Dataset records
....
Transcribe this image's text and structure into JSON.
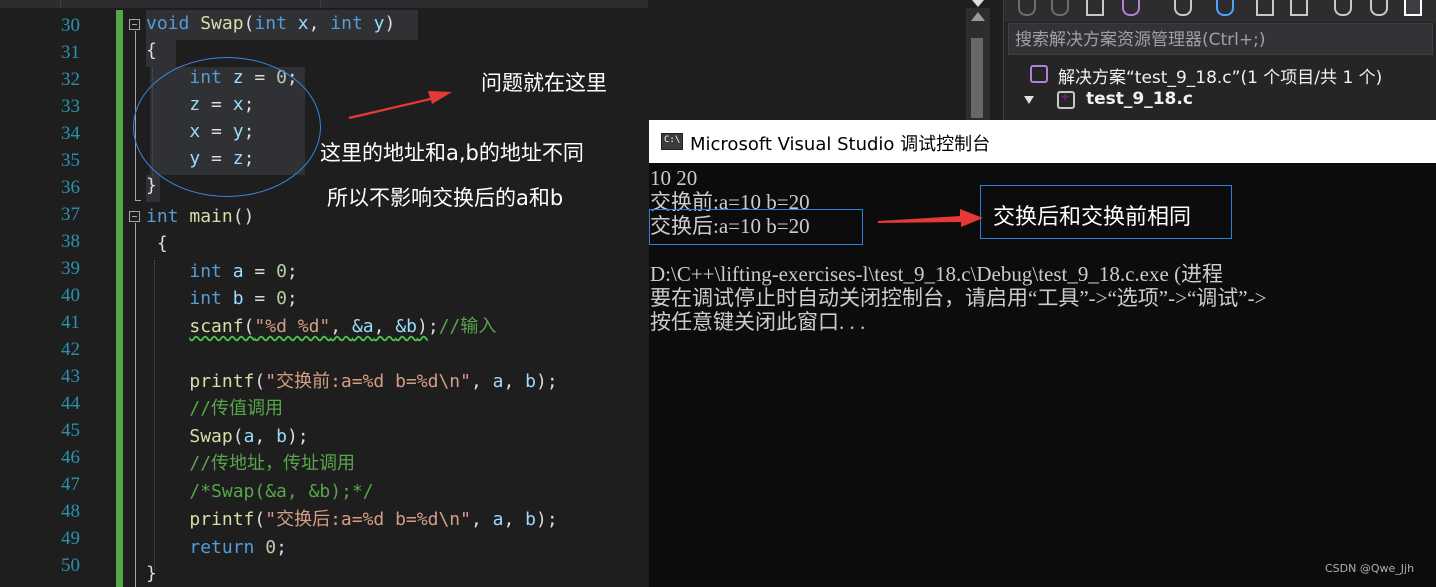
{
  "editor": {
    "line_numbers": [
      "30",
      "31",
      "32",
      "33",
      "34",
      "35",
      "36",
      "37",
      "38",
      "39",
      "40",
      "41",
      "42",
      "43",
      "44",
      "45",
      "46",
      "47",
      "48",
      "49",
      "50"
    ],
    "code": {
      "swap_void": "void",
      "swap_name": "Swap",
      "swap_int1": "int",
      "swap_x": "x",
      "swap_int2": "int",
      "swap_y": "y",
      "brace_open1": "{",
      "l32_int": "int",
      "l32_z": "z",
      "l32_rest": " = ",
      "l32_num": "0",
      "l32_end": ";",
      "l33_z": "z",
      "l33_x": "x",
      "l34_x": "x",
      "l34_y": "y",
      "l35_y": "y",
      "l35_z": "z",
      "brace_close1": "}",
      "main_int": "int",
      "main_name": "main",
      "main_parens": "()",
      "brace_open2": "{",
      "l39_int": "int",
      "l39_a": "a",
      "l39_num": "0",
      "l40_int": "int",
      "l40_b": "b",
      "l40_num": "0",
      "l41_fn": "scanf",
      "l41_str": "\"%d %d\"",
      "l41_a": "&a",
      "l41_b": "&b",
      "l41_cm": "//输入",
      "l43_fn": "printf",
      "l43_str": "\"交换前:a=%d b=%d\\n\"",
      "l43_a": "a",
      "l43_b": "b",
      "l44_cm": "//传值调用",
      "l45_fn": "Swap",
      "l45_a": "a",
      "l45_b": "b",
      "l46_cm": "//传地址，传址调用",
      "l47_cm": "/*Swap(&a, &b);*/",
      "l48_fn": "printf",
      "l48_str": "\"交换后:a=%d b=%d\\n\"",
      "l48_a": "a",
      "l48_b": "b",
      "l49_kw": "return",
      "l49_num": "0",
      "brace_close2": "}"
    }
  },
  "annotations": {
    "problem_here": "问题就在这里",
    "address_differs": "这里的地址和a,b的地址不同",
    "no_effect": "所以不影响交换后的a和b",
    "same_as_before": "交换后和交换前相同"
  },
  "solution_explorer": {
    "search_placeholder": "搜索解决方案资源管理器(Ctrl+;)",
    "solution_label": "解决方案“test_9_18.c”(1 个项目/共 1 个)",
    "project_label": "test_9_18.c"
  },
  "console": {
    "title": "Microsoft Visual Studio 调试控制台",
    "icon_text": "C:\\",
    "lines": [
      "10 20",
      "交换前:a=10 b=20",
      "交换后:a=10 b=20",
      "",
      "D:\\C++\\lifting-exercises-l\\test_9_18.c\\Debug\\test_9_18.c.exe (进程",
      "要在调试停止时自动关闭控制台，请启用“工具”->“选项”->“调试”->",
      "按任意键关闭此窗口. . ."
    ]
  },
  "watermark": "CSDN @Qwe_Jjh",
  "colors": {
    "editor_bg": "#1e1e1e",
    "line_number": "#2b91af",
    "keyword": "#569cd6",
    "function": "#dcdcaa",
    "identifier": "#9cdcfe",
    "string": "#d69d85",
    "comment": "#57a64a",
    "number": "#b5cea8",
    "arrow_red": "#e53935",
    "annotation_box": "#2f7fe0",
    "console_bg": "#0c0c0c"
  }
}
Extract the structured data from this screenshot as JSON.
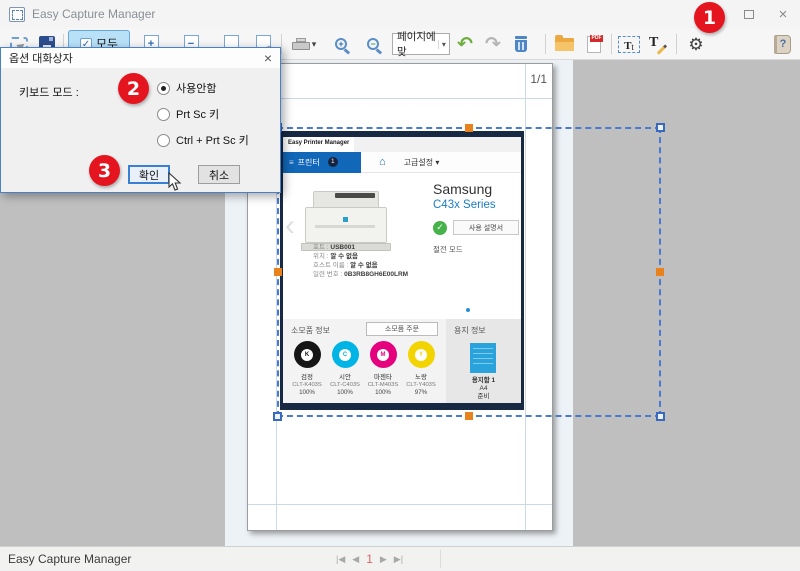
{
  "window": {
    "title": "Easy Capture Manager"
  },
  "titlebar": {
    "close_glyph": "×"
  },
  "toolbar": {
    "select_all_label": "모두",
    "plus": "+",
    "minus": "−",
    "fit_value": "페이지에 맞",
    "fit_caret": "▾",
    "undo_glyph": "↶",
    "redo_glyph": "↷",
    "pdf_tag": "PDF",
    "text_select_T": "T",
    "text_select_t": "t",
    "text_edit_T": "T",
    "gear_glyph": "⚙",
    "help_label": "?",
    "zoom_in_sign": "+",
    "zoom_out_sign": "−",
    "printer_caret": "▾",
    "check_glyph": "✓",
    "menu_glyph": "≡"
  },
  "canvas": {
    "page_indicator": "1/1"
  },
  "captured": {
    "app_title": "Easy Printer Manager",
    "menu_glyph": "≡",
    "tab_printer": "프린터",
    "tab_badge": "1",
    "home_glyph": "⌂",
    "advanced": "고급설정 ▾",
    "chevron": "‹",
    "brand": "Samsung",
    "model": "C43x Series",
    "check_glyph": "✓",
    "manual_button": "사용 설명서",
    "power_mode": "절전 모드",
    "details": [
      {
        "label": "포트 : ",
        "value": "USB001"
      },
      {
        "label": "위치 : ",
        "value": "알 수 없음"
      },
      {
        "label": "호스트 이름 : ",
        "value": "알 수 없음"
      },
      {
        "label": "일련 번호 : ",
        "value": "0B3RB8GH6E00LRM"
      }
    ],
    "supplies": {
      "title": "소모품 정보",
      "order_button": "소모품 주문",
      "toners": [
        {
          "name": "검정",
          "code": "CLT-K403S",
          "level": "100%",
          "color": "#161616",
          "letter": "K"
        },
        {
          "name": "시안",
          "code": "CLT-C403S",
          "level": "100%",
          "color": "#00b4e5",
          "letter": "C"
        },
        {
          "name": "마젠타",
          "code": "CLT-M403S",
          "level": "100%",
          "color": "#e5007d",
          "letter": "M"
        },
        {
          "name": "노랑",
          "code": "CLT-Y403S",
          "level": "97%",
          "color": "#f2d400",
          "letter": "Y"
        }
      ]
    },
    "paper": {
      "title": "용지 정보",
      "tray": "용지함 1",
      "size": "A4",
      "status": "준비"
    }
  },
  "dialog": {
    "title": "옵션 대화상자",
    "close_glyph": "×",
    "keyboard_mode_label": "키보드 모드 :",
    "options": [
      {
        "label": "사용안함"
      },
      {
        "label": "Prt Sc 키"
      },
      {
        "label": "Ctrl + Prt Sc 키"
      }
    ],
    "ok": "확인",
    "cancel": "취소"
  },
  "annotations": {
    "one": "1",
    "two": "2",
    "three": "3"
  },
  "statusbar": {
    "text": "Easy Capture Manager",
    "nav": {
      "first": "|◀",
      "prev": "◀",
      "page": "1",
      "next": "▶",
      "last": "▶|"
    }
  },
  "colors": {
    "annotation_red": "#e5151f",
    "accent_blue": "#1167b8",
    "selection_blue": "#4a7ad0"
  }
}
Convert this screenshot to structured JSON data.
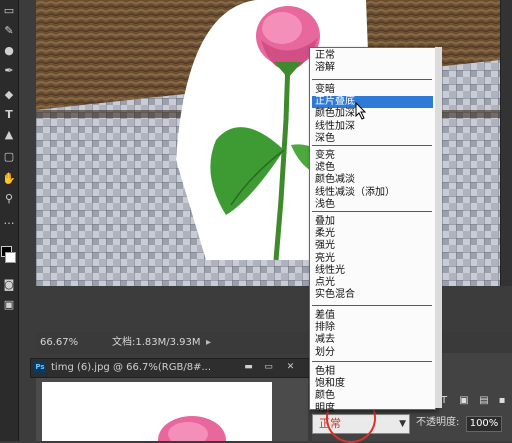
{
  "status_bar": {
    "zoom": "66.67%",
    "doc_info": "文档:1.83M/3.93M"
  },
  "document_tab": {
    "title": "timg (6).jpg @ 66.7%(RGB/8#...",
    "minimize": "▬",
    "maximize": "▭",
    "close": "✕",
    "ps_badge": "Ps"
  },
  "layers_panel": {
    "blend_mode_value": "正常",
    "opacity_label": "不透明度:",
    "opacity_value": "100%"
  },
  "blend_mode_menu": {
    "groups": [
      [
        "正常",
        "溶解"
      ],
      [
        "变暗",
        "正片叠底",
        "颜色加深",
        "线性加深",
        "深色"
      ],
      [
        "变亮",
        "滤色",
        "颜色减淡",
        "线性减淡（添加）",
        "浅色"
      ],
      [
        "叠加",
        "柔光",
        "强光",
        "亮光",
        "线性光",
        "点光",
        "实色混合"
      ],
      [
        "差值",
        "排除",
        "减去",
        "划分"
      ],
      [
        "色相",
        "饱和度",
        "颜色",
        "明度"
      ]
    ],
    "selected": "正片叠底"
  },
  "colors": {
    "menu_highlight": "#2f7ad6",
    "annotation_circle": "#e0302a"
  }
}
....
Pictures are left out; print exactly the lines from the one holding "Convert this screenshot" through the last line of the listing above, both included.

Result:
Convert this screenshot to structured JSON data.
{
  "status_bar": {
    "zoom": "66.67%",
    "doc_info": "文档:1.83M/3.93M"
  },
  "document_tab": {
    "title": "timg (6).jpg @ 66.7%(RGB/8#...",
    "minimize": "▬",
    "maximize": "▭",
    "close": "✕",
    "ps_badge": "Ps"
  },
  "layers_panel": {
    "blend_mode_value": "正常",
    "opacity_label": "不透明度:",
    "opacity_value": "100%"
  },
  "blend_mode_menu": {
    "groups": [
      [
        "正常",
        "溶解"
      ],
      [
        "变暗",
        "正片叠底",
        "颜色加深",
        "线性加深",
        "深色"
      ],
      [
        "变亮",
        "滤色",
        "颜色减淡",
        "线性减淡（添加）",
        "浅色"
      ],
      [
        "叠加",
        "柔光",
        "强光",
        "亮光",
        "线性光",
        "点光",
        "实色混合"
      ],
      [
        "差值",
        "排除",
        "减去",
        "划分"
      ],
      [
        "色相",
        "饱和度",
        "颜色",
        "明度"
      ]
    ],
    "selected": "正片叠底"
  },
  "colors": {
    "menu_highlight": "#2f7ad6",
    "annotation_circle": "#e0302a"
  }
}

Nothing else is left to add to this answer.